> **SET PROBLEM**
Spot every line with the word "Deciduous" and return it.

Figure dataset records
........

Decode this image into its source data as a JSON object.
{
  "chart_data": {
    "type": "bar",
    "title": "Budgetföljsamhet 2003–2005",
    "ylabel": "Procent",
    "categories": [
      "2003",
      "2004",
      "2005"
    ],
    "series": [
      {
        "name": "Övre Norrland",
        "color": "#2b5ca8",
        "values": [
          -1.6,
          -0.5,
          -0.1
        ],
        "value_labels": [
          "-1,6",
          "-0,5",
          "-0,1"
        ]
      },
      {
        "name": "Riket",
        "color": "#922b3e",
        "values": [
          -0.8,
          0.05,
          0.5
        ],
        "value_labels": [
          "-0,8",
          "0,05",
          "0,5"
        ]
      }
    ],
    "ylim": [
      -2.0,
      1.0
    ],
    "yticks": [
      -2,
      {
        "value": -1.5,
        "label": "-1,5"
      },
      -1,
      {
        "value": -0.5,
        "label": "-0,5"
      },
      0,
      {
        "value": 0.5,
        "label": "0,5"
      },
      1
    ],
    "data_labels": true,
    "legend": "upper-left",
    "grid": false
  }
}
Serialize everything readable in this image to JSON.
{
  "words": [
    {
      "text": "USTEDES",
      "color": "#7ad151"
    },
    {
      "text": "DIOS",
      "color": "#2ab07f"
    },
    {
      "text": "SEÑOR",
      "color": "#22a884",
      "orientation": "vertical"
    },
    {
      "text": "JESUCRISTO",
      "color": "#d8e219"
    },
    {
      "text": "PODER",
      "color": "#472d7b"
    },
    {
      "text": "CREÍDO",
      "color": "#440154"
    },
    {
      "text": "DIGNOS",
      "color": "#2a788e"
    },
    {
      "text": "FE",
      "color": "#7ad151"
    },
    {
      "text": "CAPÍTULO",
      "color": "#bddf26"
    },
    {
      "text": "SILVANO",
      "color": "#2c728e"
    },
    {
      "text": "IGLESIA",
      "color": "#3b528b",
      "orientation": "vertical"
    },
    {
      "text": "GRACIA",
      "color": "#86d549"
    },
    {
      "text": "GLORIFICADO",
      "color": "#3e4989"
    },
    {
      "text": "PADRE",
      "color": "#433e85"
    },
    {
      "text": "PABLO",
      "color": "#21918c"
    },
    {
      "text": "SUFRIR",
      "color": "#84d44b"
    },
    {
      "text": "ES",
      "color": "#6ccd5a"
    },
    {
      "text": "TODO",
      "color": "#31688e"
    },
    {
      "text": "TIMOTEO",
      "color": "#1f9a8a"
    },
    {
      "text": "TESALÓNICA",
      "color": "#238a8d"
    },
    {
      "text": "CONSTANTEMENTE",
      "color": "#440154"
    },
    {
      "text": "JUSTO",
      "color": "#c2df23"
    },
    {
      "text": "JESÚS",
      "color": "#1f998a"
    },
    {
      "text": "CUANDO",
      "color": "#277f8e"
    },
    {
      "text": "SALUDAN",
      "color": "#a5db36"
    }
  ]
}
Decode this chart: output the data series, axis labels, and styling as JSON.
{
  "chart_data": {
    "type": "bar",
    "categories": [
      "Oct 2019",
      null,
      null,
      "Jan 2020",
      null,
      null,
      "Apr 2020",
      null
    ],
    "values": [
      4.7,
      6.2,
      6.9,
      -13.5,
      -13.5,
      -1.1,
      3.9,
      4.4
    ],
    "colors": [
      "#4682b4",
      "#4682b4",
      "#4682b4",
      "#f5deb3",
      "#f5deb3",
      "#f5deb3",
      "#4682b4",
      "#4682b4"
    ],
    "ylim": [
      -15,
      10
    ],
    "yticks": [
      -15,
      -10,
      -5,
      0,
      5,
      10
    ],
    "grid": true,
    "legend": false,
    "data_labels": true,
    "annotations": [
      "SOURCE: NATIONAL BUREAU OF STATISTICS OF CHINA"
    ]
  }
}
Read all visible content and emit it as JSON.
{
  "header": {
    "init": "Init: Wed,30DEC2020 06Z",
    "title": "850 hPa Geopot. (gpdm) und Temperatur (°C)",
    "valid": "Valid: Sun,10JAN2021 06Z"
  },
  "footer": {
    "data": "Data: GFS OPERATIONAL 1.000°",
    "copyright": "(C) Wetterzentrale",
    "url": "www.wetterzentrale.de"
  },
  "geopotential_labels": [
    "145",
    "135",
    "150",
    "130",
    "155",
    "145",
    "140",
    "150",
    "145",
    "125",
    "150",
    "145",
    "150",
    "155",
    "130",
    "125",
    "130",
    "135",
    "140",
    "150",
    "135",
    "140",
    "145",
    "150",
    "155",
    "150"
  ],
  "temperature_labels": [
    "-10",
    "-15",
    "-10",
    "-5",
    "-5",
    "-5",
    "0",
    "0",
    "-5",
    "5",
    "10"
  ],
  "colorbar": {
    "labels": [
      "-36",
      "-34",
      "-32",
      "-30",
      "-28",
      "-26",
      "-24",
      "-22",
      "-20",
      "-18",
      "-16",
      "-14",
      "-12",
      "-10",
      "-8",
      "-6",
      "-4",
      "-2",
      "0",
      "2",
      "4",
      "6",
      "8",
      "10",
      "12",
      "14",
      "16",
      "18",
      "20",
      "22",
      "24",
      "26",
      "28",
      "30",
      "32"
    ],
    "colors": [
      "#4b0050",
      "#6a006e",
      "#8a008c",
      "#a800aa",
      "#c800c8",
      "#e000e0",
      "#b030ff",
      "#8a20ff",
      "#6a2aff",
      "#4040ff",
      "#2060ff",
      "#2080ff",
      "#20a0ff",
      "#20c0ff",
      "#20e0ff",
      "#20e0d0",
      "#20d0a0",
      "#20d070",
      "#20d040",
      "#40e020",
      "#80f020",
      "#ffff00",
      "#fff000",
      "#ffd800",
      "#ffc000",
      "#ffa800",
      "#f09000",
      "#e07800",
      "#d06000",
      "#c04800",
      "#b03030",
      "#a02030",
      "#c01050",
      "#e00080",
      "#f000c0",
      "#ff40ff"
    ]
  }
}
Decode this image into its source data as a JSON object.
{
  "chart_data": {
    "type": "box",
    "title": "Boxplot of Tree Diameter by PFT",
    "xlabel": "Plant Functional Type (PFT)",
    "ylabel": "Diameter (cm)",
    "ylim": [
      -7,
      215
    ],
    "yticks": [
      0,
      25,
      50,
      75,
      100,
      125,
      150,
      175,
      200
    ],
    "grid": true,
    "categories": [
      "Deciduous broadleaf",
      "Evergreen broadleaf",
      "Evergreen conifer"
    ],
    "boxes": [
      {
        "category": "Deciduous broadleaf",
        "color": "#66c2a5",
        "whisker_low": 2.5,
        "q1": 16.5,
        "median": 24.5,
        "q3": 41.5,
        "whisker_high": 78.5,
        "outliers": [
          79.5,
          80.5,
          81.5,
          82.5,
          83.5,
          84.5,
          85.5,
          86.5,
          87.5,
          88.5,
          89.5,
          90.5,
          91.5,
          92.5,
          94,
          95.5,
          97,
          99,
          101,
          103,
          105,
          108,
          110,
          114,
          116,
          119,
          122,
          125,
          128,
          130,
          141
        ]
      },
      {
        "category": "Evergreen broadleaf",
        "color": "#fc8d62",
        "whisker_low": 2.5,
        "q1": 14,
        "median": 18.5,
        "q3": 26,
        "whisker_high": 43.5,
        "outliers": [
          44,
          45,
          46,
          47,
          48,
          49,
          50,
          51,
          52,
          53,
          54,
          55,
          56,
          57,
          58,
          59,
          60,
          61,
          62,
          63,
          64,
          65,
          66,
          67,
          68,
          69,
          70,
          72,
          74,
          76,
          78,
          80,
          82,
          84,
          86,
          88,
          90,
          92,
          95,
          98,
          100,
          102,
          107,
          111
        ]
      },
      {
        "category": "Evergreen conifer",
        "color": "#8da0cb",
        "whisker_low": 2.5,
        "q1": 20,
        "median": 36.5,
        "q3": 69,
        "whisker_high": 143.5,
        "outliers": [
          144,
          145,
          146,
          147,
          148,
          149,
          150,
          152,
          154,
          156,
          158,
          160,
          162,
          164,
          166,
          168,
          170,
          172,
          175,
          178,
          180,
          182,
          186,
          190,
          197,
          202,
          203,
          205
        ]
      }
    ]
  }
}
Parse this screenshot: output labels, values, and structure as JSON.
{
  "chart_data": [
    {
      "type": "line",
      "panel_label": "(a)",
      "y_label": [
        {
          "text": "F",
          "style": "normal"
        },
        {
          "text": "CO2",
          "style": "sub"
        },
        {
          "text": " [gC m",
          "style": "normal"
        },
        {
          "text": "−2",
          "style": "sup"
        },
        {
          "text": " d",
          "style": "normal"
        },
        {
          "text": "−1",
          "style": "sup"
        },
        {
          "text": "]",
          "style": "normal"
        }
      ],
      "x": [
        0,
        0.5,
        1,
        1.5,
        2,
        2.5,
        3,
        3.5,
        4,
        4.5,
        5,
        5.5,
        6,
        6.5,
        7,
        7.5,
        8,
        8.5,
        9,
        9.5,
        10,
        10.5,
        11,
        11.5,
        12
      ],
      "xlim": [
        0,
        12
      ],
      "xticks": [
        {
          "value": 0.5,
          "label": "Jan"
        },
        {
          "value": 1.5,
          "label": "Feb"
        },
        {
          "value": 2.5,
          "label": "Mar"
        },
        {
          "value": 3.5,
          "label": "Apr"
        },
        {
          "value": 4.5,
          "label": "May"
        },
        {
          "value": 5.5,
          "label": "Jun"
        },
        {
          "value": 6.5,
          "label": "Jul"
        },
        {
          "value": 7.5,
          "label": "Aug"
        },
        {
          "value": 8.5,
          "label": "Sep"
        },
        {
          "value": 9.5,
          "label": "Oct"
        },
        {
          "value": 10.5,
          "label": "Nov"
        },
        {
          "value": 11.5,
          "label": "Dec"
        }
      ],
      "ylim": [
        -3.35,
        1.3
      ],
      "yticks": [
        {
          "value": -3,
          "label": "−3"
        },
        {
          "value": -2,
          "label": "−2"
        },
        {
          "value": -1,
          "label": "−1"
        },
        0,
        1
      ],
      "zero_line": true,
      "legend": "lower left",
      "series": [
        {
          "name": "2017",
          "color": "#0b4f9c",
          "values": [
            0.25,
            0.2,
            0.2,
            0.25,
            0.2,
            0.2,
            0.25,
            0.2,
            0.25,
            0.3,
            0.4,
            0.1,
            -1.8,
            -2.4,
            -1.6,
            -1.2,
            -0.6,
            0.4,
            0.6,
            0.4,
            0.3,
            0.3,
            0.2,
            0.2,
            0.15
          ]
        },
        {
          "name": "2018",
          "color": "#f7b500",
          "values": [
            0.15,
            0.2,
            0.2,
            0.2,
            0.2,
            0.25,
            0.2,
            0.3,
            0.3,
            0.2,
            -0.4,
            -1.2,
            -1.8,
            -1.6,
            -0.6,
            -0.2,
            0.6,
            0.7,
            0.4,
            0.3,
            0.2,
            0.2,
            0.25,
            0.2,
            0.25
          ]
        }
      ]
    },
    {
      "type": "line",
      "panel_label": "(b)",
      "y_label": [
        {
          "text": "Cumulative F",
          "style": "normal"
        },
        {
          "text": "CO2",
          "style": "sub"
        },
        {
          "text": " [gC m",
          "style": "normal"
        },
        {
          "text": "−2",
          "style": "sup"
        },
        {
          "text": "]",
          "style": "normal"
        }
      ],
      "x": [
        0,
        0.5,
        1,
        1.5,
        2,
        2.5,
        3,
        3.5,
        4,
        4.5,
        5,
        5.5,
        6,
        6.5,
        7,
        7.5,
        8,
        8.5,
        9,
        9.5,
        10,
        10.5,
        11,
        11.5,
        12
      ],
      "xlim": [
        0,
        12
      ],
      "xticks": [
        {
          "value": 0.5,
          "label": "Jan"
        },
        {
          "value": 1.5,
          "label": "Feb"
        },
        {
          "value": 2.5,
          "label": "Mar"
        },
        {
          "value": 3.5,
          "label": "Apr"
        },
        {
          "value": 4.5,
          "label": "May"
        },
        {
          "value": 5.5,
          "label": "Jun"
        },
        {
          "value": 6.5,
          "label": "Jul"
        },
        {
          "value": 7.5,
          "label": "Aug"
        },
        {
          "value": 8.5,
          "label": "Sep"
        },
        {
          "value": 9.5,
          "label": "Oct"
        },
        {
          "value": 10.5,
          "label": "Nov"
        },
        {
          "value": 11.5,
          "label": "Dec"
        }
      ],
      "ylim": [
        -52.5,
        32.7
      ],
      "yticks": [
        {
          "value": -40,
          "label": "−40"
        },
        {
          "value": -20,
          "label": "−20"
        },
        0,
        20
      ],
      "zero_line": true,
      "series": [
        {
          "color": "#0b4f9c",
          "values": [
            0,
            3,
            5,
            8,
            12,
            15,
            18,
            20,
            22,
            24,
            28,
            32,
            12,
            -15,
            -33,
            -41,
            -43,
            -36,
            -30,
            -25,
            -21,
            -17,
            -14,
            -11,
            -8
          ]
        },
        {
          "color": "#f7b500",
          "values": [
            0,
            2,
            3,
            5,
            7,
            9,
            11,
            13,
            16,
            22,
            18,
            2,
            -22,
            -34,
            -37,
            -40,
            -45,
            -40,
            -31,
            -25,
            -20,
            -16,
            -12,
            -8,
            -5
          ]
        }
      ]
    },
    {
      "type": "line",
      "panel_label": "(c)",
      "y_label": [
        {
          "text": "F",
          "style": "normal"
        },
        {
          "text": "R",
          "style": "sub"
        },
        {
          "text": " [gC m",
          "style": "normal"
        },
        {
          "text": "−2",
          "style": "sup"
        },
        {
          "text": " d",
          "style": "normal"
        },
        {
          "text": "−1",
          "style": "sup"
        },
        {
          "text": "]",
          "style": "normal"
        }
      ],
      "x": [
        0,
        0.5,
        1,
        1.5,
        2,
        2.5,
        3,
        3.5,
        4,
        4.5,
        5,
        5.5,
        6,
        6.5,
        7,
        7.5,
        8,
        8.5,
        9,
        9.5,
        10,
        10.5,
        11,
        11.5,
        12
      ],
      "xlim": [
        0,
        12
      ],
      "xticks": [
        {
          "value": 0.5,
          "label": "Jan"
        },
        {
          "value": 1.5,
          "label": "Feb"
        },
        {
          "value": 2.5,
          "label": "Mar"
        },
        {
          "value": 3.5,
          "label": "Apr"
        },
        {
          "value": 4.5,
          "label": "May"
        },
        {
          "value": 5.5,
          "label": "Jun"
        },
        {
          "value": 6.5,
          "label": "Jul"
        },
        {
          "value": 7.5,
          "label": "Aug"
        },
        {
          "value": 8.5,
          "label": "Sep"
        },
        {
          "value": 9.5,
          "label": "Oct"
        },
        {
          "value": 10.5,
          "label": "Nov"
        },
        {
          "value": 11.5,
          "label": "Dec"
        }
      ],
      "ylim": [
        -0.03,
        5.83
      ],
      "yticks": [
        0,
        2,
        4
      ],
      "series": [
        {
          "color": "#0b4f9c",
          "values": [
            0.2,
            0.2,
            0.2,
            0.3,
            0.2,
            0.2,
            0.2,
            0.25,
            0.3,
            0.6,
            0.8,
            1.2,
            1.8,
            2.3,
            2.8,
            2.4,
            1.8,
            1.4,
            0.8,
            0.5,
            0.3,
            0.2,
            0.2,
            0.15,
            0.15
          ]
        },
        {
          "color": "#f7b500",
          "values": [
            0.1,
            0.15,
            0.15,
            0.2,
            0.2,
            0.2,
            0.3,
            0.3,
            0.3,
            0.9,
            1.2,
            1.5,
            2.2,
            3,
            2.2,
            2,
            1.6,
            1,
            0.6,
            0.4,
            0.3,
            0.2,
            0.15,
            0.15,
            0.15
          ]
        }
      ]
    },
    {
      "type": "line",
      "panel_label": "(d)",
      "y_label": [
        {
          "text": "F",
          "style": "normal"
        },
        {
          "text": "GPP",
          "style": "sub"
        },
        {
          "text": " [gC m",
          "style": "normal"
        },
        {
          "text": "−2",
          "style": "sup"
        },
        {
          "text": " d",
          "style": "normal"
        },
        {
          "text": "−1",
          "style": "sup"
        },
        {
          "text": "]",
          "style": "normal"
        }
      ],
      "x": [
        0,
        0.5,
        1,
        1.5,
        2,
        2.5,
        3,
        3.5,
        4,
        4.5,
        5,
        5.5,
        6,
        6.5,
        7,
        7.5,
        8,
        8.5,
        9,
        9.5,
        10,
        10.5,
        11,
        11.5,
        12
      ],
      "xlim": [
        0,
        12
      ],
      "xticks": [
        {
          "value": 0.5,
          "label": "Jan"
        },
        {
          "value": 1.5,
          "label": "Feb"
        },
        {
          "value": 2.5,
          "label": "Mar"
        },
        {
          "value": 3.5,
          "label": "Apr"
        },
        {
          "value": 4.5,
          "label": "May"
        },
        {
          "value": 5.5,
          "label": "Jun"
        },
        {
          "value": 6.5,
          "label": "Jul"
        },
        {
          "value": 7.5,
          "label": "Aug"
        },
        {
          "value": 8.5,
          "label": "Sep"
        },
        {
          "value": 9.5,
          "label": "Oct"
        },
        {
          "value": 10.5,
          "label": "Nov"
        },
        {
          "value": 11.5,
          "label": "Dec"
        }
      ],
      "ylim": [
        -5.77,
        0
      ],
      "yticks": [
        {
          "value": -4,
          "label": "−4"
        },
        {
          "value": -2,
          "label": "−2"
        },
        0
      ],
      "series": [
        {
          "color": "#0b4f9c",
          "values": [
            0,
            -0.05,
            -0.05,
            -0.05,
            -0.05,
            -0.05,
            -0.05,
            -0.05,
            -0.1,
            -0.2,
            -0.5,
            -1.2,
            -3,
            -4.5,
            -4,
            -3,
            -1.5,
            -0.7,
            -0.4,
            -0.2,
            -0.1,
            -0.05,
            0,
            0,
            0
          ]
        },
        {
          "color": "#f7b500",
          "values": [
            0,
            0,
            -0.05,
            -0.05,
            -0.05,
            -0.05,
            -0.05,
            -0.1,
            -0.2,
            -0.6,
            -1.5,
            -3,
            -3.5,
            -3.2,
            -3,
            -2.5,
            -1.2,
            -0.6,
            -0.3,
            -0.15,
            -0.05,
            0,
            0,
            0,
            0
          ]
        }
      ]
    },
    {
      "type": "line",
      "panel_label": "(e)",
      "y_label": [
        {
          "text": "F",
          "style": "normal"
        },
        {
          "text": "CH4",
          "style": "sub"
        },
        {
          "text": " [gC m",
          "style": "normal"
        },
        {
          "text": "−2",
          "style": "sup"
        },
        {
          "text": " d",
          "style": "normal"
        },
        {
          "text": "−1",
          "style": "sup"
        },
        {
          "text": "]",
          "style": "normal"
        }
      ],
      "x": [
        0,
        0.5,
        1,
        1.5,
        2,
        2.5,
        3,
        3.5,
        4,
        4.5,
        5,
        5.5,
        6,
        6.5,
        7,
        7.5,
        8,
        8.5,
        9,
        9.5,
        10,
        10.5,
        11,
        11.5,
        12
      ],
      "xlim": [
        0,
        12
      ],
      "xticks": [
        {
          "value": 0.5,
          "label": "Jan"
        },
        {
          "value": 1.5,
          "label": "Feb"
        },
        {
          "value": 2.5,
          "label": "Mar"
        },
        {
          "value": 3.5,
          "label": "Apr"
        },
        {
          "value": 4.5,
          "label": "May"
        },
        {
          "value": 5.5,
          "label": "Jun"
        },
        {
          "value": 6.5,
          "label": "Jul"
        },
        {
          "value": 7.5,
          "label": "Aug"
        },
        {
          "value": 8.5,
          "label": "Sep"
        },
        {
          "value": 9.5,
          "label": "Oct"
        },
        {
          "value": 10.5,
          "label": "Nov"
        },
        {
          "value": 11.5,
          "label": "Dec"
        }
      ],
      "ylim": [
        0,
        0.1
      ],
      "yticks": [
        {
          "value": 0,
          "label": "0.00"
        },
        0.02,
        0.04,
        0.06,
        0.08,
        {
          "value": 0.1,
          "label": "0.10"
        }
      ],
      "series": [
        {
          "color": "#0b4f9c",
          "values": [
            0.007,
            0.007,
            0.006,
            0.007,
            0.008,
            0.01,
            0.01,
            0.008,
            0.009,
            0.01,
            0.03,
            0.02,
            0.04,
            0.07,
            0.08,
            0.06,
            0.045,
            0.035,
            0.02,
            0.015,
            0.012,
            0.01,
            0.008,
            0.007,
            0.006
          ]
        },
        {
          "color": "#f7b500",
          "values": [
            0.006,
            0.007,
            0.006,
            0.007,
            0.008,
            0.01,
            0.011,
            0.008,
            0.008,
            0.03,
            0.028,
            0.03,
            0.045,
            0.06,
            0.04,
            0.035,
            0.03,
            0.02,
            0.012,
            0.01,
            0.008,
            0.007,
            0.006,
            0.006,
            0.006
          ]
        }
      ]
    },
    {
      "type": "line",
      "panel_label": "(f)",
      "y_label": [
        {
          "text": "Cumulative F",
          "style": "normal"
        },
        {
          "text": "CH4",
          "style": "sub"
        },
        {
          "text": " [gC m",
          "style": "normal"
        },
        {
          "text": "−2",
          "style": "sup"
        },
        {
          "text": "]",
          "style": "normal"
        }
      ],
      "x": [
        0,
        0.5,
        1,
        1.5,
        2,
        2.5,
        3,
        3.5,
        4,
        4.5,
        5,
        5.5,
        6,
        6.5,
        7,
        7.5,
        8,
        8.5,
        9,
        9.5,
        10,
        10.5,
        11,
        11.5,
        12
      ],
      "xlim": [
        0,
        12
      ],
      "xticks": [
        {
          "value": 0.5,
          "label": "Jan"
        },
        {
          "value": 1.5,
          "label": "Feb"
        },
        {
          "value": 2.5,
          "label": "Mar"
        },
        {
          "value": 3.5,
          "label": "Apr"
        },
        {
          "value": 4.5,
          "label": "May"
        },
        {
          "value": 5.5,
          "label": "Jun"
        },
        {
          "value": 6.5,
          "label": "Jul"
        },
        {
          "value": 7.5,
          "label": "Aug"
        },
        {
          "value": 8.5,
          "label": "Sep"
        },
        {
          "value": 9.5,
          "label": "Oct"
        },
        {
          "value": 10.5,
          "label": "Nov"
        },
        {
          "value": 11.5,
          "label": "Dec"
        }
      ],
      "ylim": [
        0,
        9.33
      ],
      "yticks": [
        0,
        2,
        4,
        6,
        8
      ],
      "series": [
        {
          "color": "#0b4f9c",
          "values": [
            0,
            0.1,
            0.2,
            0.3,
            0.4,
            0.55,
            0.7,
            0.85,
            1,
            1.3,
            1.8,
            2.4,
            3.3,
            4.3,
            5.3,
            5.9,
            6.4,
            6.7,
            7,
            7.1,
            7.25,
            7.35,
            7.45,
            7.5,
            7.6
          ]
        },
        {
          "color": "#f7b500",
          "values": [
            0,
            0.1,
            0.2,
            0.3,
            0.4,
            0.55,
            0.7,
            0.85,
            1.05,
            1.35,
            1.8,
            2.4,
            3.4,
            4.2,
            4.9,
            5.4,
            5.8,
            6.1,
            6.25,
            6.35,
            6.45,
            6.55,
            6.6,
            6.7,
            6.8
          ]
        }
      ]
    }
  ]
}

........

> **RESPONSE FOR THIS EXERCISE**
      "Deciduous broadleaf",
        "category": "Deciduous broadleaf",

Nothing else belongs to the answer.